◆ Trecho da fonte ◆

....................

Pasme! Não é obrigatório!

Tudo bem que não é obrigatório, mas será que não vale usar o bom senso?

Antonio

25 de abril de 2019 | 09h22

Vivendo e aprendendo. Sempre tive como certa a informação que me foi dada há alguns anos por um amigo ciclista veterano e inveterado, destes que saem de São Paulo e se aventuram pelas estradas até chegar em alguma cidade a mais de 100 quilômetros de distância, como Ubatuba ou outra no gênero.

Pois pasme! O capacete não é equipamento obrigatório para quem pedala sua magrela! Isso mesmo, quem anda de bicicleta não precisa usar capacete. O seu uso é apenas uma recomendação.

Eu sei a importância de pedalar usando capacete. Sofri um acidente na Cidade Universitária e só não morri ou fiquei com alguma sequela muito séria porque estava de capacete.

A pancada no asfalto foi tão forte que rachou o capacete. A consequência foi ter sido levado para o Hospital Universitário, onde um cirurgião excepcionalmente competente refez meu lábio superior, que ficou pendurado feito uma tromba.

Não sou especialista em segurança de bicicleta, nem quero ser. Mas usar capacete me parece medida, no mínimo, de extremo bom senso. As chances de cair de uma bicicleta são tão grandes ou maiores do que cair de uma moto.

....................

◆ Enunciado ◆
Transcreva do texto sobre o uso de capacete o trecho que começa em "Eu sei a importância" e segue até "estava de capacete.", inclusive.

[Dados de compreensão de documentos]
....................

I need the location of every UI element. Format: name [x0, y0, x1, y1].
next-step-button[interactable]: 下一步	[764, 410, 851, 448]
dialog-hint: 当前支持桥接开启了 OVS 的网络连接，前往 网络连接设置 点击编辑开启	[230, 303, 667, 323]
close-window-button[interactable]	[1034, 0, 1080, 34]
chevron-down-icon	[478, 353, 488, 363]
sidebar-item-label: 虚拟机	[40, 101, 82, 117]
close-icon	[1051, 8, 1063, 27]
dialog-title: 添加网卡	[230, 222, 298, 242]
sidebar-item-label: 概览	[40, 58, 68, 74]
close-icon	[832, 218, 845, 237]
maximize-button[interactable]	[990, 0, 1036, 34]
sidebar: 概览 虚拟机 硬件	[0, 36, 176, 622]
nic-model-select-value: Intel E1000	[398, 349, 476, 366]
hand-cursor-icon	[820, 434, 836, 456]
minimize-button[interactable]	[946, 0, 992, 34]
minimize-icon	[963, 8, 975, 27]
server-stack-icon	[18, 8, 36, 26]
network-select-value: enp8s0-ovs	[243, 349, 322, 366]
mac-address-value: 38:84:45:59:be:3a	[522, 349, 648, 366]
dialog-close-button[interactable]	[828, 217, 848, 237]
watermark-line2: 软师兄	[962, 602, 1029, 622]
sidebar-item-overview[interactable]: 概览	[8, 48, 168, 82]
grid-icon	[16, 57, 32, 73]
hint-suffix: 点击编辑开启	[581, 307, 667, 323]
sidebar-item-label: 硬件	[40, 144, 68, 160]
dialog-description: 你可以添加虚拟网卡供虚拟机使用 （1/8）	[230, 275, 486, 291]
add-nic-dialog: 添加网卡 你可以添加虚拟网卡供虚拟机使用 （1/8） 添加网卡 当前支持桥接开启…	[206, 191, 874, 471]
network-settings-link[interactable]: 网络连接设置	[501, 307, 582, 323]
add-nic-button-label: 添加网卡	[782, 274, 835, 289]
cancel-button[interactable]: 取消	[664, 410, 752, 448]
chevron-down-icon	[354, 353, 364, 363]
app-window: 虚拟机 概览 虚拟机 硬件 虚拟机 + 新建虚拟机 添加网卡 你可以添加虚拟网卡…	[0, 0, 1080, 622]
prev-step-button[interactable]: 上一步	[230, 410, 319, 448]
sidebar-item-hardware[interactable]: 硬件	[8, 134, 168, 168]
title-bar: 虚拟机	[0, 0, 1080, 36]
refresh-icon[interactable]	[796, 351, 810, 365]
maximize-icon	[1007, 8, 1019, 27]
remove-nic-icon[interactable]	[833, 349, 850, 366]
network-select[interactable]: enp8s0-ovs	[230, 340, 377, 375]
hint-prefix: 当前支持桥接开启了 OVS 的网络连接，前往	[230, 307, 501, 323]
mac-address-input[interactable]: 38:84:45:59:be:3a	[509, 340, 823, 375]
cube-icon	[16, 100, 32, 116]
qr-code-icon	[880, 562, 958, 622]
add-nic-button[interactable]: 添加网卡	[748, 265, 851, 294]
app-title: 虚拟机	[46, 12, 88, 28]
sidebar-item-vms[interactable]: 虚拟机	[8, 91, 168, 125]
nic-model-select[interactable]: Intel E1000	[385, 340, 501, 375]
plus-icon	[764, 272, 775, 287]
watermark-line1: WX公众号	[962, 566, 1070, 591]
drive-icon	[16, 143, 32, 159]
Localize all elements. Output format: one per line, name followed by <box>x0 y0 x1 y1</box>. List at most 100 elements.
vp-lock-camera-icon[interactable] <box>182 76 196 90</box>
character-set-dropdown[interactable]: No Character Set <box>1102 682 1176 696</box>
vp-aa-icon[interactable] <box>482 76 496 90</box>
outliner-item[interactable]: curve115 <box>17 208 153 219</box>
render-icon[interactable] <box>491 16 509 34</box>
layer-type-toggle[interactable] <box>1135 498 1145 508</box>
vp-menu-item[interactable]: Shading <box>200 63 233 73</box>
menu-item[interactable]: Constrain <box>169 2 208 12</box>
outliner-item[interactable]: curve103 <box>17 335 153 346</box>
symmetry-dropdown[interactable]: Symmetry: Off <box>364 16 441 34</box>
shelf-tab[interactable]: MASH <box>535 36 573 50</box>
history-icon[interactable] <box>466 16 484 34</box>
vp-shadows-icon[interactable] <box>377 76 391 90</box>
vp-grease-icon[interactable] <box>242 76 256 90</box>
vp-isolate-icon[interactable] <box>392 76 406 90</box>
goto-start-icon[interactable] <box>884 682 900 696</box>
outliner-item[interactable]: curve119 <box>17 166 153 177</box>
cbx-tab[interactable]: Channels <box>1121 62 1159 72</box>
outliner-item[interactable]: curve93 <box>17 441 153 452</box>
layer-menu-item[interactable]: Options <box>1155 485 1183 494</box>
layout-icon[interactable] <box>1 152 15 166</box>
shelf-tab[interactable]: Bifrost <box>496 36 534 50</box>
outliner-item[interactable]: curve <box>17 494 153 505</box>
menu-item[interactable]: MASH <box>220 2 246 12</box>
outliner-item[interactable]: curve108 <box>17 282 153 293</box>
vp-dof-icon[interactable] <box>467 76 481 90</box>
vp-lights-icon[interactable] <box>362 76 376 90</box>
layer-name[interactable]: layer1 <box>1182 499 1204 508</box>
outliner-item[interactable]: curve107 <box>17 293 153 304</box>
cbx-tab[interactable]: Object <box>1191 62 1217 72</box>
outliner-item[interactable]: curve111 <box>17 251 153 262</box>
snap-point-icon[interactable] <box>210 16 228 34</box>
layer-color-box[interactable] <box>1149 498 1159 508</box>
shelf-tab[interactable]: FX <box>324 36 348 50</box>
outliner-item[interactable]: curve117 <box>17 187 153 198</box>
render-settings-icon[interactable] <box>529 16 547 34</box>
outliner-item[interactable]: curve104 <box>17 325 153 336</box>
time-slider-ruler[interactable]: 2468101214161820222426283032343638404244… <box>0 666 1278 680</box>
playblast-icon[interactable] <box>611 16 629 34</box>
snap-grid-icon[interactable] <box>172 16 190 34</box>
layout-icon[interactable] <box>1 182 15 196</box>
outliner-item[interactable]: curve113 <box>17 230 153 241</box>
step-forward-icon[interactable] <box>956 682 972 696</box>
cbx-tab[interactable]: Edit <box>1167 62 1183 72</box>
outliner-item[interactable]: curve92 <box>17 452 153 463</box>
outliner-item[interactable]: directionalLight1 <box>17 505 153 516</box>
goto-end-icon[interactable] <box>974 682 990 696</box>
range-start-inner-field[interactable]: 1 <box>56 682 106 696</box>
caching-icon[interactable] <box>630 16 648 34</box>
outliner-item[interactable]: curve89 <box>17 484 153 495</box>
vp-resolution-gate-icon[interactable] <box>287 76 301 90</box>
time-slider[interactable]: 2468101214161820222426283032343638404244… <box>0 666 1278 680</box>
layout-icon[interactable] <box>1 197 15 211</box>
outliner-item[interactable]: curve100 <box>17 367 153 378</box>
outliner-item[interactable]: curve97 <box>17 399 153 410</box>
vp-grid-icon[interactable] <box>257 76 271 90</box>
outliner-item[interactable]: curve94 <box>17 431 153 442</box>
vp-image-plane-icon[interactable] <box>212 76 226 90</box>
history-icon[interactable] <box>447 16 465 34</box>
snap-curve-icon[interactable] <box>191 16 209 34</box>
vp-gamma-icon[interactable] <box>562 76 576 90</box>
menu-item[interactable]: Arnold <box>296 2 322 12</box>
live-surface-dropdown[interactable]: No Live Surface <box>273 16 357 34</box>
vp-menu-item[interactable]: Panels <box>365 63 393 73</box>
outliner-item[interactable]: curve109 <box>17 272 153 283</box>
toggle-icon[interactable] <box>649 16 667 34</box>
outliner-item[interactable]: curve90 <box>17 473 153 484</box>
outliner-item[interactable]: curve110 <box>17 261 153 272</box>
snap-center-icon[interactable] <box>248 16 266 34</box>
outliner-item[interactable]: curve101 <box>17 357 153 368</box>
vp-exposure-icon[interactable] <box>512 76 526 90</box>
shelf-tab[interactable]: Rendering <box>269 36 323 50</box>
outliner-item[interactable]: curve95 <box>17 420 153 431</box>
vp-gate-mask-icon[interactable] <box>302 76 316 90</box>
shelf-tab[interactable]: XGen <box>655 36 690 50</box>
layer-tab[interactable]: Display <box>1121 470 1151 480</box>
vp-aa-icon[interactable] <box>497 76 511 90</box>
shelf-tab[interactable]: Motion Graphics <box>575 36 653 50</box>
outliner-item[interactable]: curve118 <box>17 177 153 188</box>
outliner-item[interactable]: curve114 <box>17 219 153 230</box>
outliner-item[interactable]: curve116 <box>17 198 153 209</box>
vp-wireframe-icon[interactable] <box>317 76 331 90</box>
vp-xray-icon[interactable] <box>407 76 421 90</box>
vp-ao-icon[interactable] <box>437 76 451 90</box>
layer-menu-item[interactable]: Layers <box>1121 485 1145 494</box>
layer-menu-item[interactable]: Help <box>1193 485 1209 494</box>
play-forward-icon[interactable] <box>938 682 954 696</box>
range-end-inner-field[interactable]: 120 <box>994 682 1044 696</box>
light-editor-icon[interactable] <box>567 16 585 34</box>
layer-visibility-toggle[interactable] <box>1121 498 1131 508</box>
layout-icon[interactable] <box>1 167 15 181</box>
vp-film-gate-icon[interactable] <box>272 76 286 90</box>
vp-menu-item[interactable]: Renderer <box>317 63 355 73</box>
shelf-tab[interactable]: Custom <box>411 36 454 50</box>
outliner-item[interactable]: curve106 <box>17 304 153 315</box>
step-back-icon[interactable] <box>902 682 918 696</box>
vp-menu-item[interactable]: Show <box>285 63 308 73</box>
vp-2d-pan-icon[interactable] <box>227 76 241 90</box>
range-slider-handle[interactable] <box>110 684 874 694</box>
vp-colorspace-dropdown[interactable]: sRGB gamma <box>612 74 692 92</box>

....................

◆ Resposta do exercício ◆
Eu sei a importância de pedalar usando capacete. Sofri um acidente na Cidade Universitária e só não morri ou fiquei com alguma sequela muito séria porque estava de capacete.